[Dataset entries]
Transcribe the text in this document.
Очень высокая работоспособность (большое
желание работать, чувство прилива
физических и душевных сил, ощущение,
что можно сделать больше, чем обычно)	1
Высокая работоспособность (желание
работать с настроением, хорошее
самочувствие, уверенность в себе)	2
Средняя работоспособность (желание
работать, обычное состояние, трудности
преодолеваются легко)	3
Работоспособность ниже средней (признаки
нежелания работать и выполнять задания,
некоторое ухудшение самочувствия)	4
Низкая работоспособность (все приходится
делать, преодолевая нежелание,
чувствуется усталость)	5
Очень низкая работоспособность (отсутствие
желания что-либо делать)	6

### Given problem:
Give the count of lines in the data above that hold the string "Очень", with no additional words.

### The output:
2